The paper is organized as follows: Sect. 2 is devoted to the description of the statistical method and discusses the concepts of marginal probability distributions, importance score, and feature engineering, which are employed for the data analysis; in Sect. 3 we actualize the statistical method to the specific case of a square–octagon electronic system, defining the general form of the Hamiltonian; in Sect. 4 we discuss the results of the statistical study, iterating several processes of dimensional reductions of the feature space in order to reach a minimal description of the topological phases; finally, in Sect. 5 we summarize our findings.

2 Method

Within the framework of the statistical method introduced in Ref. [51], one can explore topological phases on an arbitrary lattice by considering fermionic tight-binding Hamiltonians of the following type

$$\begin{aligned} H =&\sum _i \epsilon _i c_i^\dagger c_i+ \sum _{i,j} t_{i,j} c_i^\dagger c_j. \end{aligned}$$
(1)

The two parts of the Hamiltonian consist of onsite potentials (\(\epsilon _i \in {\mathbb {R}}\)) and complex-valued hopping terms (\(t_{i,j} \in {\mathbb {C}}\)), respectively. The \(t_{i,j}\) hopping integrals are taken to be translationally invariant and assumed to vanish when the distance between sites i and j exceeds a certain (arbitrary) threshold. For this reason, we conveniently introduce the notation \(t^n_s\) for the various independent hopping terms, where n runs over all possible Euclidean distances \(R_n\), sorted in ascending order, and s is an index denoting the inequivalent bonds at distance n. The electronic filling of the system is fixed by successively filling a certain number of energy bands.

The independent onsite potentials and hopping parameters of the Hamiltonian are dubbed features and collected into the vector \(\vec {x}=(x_1,\dots ,x_{N_f})\), with \(N_f\) indicating the number of features. Within the statistical method, a certain choice of the entries of \(\vec {x}\) is referred to as sample and fully determines the electronic properties of the Hamiltonian. At a given filling, each sample can be characterized by the bandgap \(E_g\), which classifies samples into metals and insulators. If a sample is insulating, we can assign it a topological index, named label, which distinguishes trivial and topological samples. In the following, we choose the first Chern number C as label [53,54,55].

For an unbiased statistical analysis of a particular lattice, we generate a large number of different samples, i.e., different tight-binding Hamiltonian. This can be done by randomly picking tight-binding parameters \(x_i\) according to a certain probability distribution function (PDF), e.g., a uniform or a Gaussian distribution. The generated data set is then analyzed by calculating the marginal probability distribution functions

$$\begin{aligned} p_C(x_i) = \int \dots \int \rho _C(\vec {x}) \prod _{j\ne i} \text {d} x_j \end{aligned}$$
(2)

= = = = =

◆ Prompt 1
Locate each line of the records that includes the string "defined" and copy those lines.

(Boxed element records)
= = = = =

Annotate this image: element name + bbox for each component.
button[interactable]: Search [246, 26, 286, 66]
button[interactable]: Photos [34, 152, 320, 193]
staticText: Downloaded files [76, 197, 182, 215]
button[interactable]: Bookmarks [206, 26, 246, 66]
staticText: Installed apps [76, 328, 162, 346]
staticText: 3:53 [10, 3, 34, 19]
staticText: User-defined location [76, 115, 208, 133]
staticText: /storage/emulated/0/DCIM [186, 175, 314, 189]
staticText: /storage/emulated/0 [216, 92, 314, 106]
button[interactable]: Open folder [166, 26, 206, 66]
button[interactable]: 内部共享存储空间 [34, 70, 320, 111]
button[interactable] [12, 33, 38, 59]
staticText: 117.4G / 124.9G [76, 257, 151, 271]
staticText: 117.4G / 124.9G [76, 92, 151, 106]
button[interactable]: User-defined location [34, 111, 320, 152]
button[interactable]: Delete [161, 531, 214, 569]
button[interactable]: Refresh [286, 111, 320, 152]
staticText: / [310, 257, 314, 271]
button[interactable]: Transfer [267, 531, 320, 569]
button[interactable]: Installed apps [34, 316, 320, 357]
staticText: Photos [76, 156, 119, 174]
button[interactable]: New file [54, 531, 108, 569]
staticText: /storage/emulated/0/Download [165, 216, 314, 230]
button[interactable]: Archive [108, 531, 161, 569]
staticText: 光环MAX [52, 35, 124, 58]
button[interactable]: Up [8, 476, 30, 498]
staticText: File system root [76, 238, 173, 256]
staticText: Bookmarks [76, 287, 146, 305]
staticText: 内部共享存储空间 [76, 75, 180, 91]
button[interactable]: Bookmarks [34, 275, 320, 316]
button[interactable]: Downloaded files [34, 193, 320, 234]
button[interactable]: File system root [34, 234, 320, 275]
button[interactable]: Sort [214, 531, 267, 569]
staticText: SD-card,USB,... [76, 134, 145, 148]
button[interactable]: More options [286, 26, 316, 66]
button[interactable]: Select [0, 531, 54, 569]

= = = = =

◆ Prompt 2
From the passage on the statistical method, return verbatim the part that opens with the words containing "The paper is" and closes with "summarize our findings.".

◆ Correct answer 1
staticText: User-defined location [76, 115, 208, 133]
button[interactable]: User-defined location [34, 111, 320, 152]

◆ Correct answer 2
The paper is organized as follows: Sect. 2 is devoted to the description of the statistical method and discusses the concepts of marginal probability distributions, importance score, and feature engineering, which are employed for the data analysis; in Sect. 3 we actualize the statistical method to the specific case of a square–octagon electronic system, defining the general form of the Hamiltonian; in Sect. 4 we discuss the results of the statistical study, iterating several processes of dimensional reductions of the feature space in order to reach a minimal description of the topological phases; finally, in Sect. 5 we summarize our findings.